[Dataset items]
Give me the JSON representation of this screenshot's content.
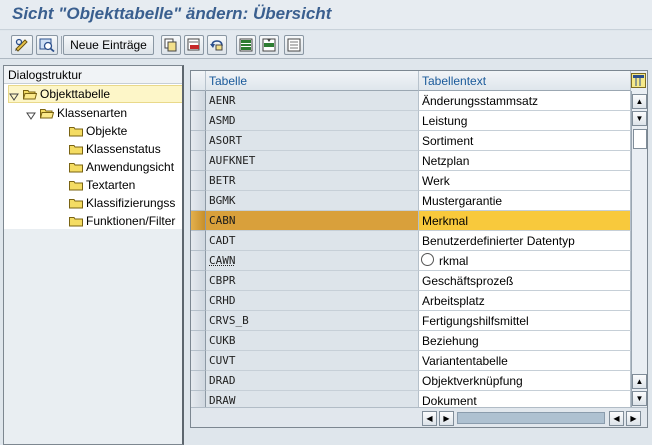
{
  "window": {
    "title": "Sicht \"Objekttabelle\" ändern: Übersicht"
  },
  "toolbar": {
    "new_entries_label": "Neue Einträge",
    "icons": [
      "display-change-icon",
      "details-icon",
      "new-entries-button",
      "copy-icon",
      "delete-icon",
      "undo-icon",
      "select-all-icon",
      "select-block-icon",
      "deselect-all-icon"
    ]
  },
  "tree": {
    "header": "Dialogstruktur",
    "nodes": [
      {
        "label": "Objekttabelle",
        "level": 0,
        "expanded": true,
        "selected": true
      },
      {
        "label": "Klassenarten",
        "level": 1,
        "expanded": true,
        "selected": false
      },
      {
        "label": "Objekte",
        "level": 2,
        "expanded": false,
        "selected": false
      },
      {
        "label": "Klassenstatus",
        "level": 2,
        "expanded": false,
        "selected": false
      },
      {
        "label": "Anwendungsicht",
        "level": 2,
        "expanded": false,
        "selected": false
      },
      {
        "label": "Textarten",
        "level": 2,
        "expanded": false,
        "selected": false
      },
      {
        "label": "Klassifizierungss",
        "level": 2,
        "expanded": false,
        "selected": false
      },
      {
        "label": "Funktionen/Filter",
        "level": 2,
        "expanded": false,
        "selected": false
      }
    ]
  },
  "table": {
    "columns": [
      "Tabelle",
      "Tabellentext"
    ],
    "rows": [
      {
        "key": "AENR",
        "text": "Änderungsstammsatz"
      },
      {
        "key": "ASMD",
        "text": "Leistung"
      },
      {
        "key": "ASORT",
        "text": "Sortiment"
      },
      {
        "key": "AUFKNET",
        "text": "Netzplan"
      },
      {
        "key": "BETR",
        "text": "Werk"
      },
      {
        "key": "BGMK",
        "text": "Mustergarantie"
      },
      {
        "key": "CABN",
        "text": "Merkmal",
        "selected": true
      },
      {
        "key": "CADT",
        "text": "Benutzerdefinierter Datentyp"
      },
      {
        "key": "CAWN",
        "text": "rkmal"
      },
      {
        "key": "CBPR",
        "text": "Geschäftsprozeß"
      },
      {
        "key": "CRHD",
        "text": "Arbeitsplatz"
      },
      {
        "key": "CRVS_B",
        "text": "Fertigungshilfsmittel"
      },
      {
        "key": "CUKB",
        "text": "Beziehung"
      },
      {
        "key": "CUVT",
        "text": "Variantentabelle"
      },
      {
        "key": "DRAD",
        "text": "Objektverknüpfung"
      },
      {
        "key": "DRAW",
        "text": "Dokument"
      }
    ]
  },
  "colors": {
    "title": "#3a5f8f",
    "selected_row": "#f8c93c",
    "header_text": "#1a5a9a"
  }
}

■ Written instruction
Copy the records word for word, leaving no picture in the copy.

■ Output
Give me the JSON representation of this screenshot's content.
{
  "window": {
    "title": "Sicht \"Objekttabelle\" ändern: Übersicht"
  },
  "toolbar": {
    "new_entries_label": "Neue Einträge",
    "icons": [
      "display-change-icon",
      "details-icon",
      "new-entries-button",
      "copy-icon",
      "delete-icon",
      "undo-icon",
      "select-all-icon",
      "select-block-icon",
      "deselect-all-icon"
    ]
  },
  "tree": {
    "header": "Dialogstruktur",
    "nodes": [
      {
        "label": "Objekttabelle",
        "level": 0,
        "expanded": true,
        "selected": true
      },
      {
        "label": "Klassenarten",
        "level": 1,
        "expanded": true,
        "selected": false
      },
      {
        "label": "Objekte",
        "level": 2,
        "expanded": false,
        "selected": false
      },
      {
        "label": "Klassenstatus",
        "level": 2,
        "expanded": false,
        "selected": false
      },
      {
        "label": "Anwendungsicht",
        "level": 2,
        "expanded": false,
        "selected": false
      },
      {
        "label": "Textarten",
        "level": 2,
        "expanded": false,
        "selected": false
      },
      {
        "label": "Klassifizierungss",
        "level": 2,
        "expanded": false,
        "selected": false
      },
      {
        "label": "Funktionen/Filter",
        "level": 2,
        "expanded": false,
        "selected": false
      }
    ]
  },
  "table": {
    "columns": [
      "Tabelle",
      "Tabellentext"
    ],
    "rows": [
      {
        "key": "AENR",
        "text": "Änderungsstammsatz"
      },
      {
        "key": "ASMD",
        "text": "Leistung"
      },
      {
        "key": "ASORT",
        "text": "Sortiment"
      },
      {
        "key": "AUFKNET",
        "text": "Netzplan"
      },
      {
        "key": "BETR",
        "text": "Werk"
      },
      {
        "key": "BGMK",
        "text": "Mustergarantie"
      },
      {
        "key": "CABN",
        "text": "Merkmal",
        "selected": true
      },
      {
        "key": "CADT",
        "text": "Benutzerdefinierter Datentyp"
      },
      {
        "key": "CAWN",
        "text": "rkmal"
      },
      {
        "key": "CBPR",
        "text": "Geschäftsprozeß"
      },
      {
        "key": "CRHD",
        "text": "Arbeitsplatz"
      },
      {
        "key": "CRVS_B",
        "text": "Fertigungshilfsmittel"
      },
      {
        "key": "CUKB",
        "text": "Beziehung"
      },
      {
        "key": "CUVT",
        "text": "Variantentabelle"
      },
      {
        "key": "DRAD",
        "text": "Objektverknüpfung"
      },
      {
        "key": "DRAW",
        "text": "Dokument"
      }
    ]
  },
  "colors": {
    "title": "#3a5f8f",
    "selected_row": "#f8c93c",
    "header_text": "#1a5a9a"
  }
}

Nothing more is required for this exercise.